> [The problem]:
Each entry must be reproduced precisely as it stands.

[Stored items from a collection]

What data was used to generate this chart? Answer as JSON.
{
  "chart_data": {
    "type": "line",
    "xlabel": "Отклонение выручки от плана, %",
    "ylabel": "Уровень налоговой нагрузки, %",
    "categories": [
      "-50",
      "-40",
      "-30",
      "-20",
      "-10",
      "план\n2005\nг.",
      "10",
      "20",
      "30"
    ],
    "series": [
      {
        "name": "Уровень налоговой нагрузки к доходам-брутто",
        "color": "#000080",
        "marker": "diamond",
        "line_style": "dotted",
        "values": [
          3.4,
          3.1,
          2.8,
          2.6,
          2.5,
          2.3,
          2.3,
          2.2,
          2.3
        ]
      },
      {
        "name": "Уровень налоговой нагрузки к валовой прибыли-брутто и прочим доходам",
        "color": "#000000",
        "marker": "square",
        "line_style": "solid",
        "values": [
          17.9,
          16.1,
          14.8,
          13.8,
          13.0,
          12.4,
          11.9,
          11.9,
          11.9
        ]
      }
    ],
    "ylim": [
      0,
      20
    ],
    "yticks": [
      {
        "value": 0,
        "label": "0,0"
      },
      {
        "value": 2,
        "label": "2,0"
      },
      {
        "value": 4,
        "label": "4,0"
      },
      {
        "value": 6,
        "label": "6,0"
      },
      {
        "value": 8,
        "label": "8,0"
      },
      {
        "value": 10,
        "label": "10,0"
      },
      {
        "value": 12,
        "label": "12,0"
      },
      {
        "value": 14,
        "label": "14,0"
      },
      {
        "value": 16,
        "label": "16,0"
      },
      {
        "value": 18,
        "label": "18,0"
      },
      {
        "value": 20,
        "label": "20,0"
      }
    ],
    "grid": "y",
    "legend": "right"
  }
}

> [Output of the task]:
What data was used to generate this chart? Answer as JSON.
{
  "chart_data": {
    "type": "line",
    "xlabel": "Отклонение выручки от плана, %",
    "ylabel": "Уровень налоговой нагрузки, %",
    "categories": [
      "-50",
      "-40",
      "-30",
      "-20",
      "-10",
      "план\n2005\nг.",
      "10",
      "20",
      "30"
    ],
    "series": [
      {
        "name": "Уровень налоговой нагрузки к доходам-брутто",
        "color": "#000080",
        "marker": "diamond",
        "line_style": "dotted",
        "values": [
          3.4,
          3.1,
          2.8,
          2.6,
          2.5,
          2.3,
          2.3,
          2.2,
          2.3
        ]
      },
      {
        "name": "Уровень налоговой нагрузки к валовой прибыли-брутто и прочим доходам",
        "color": "#000000",
        "marker": "square",
        "line_style": "solid",
        "values": [
          17.9,
          16.1,
          14.8,
          13.8,
          13.0,
          12.4,
          11.9,
          11.9,
          11.9
        ]
      }
    ],
    "ylim": [
      0,
      20
    ],
    "yticks": [
      {
        "value": 0,
        "label": "0,0"
      },
      {
        "value": 2,
        "label": "2,0"
      },
      {
        "value": 4,
        "label": "4,0"
      },
      {
        "value": 6,
        "label": "6,0"
      },
      {
        "value": 8,
        "label": "8,0"
      },
      {
        "value": 10,
        "label": "10,0"
      },
      {
        "value": 12,
        "label": "12,0"
      },
      {
        "value": 14,
        "label": "14,0"
      },
      {
        "value": 16,
        "label": "16,0"
      },
      {
        "value": 18,
        "label": "18,0"
      },
      {
        "value": 20,
        "label": "20,0"
      }
    ],
    "grid": "y",
    "legend": "right"
  }
}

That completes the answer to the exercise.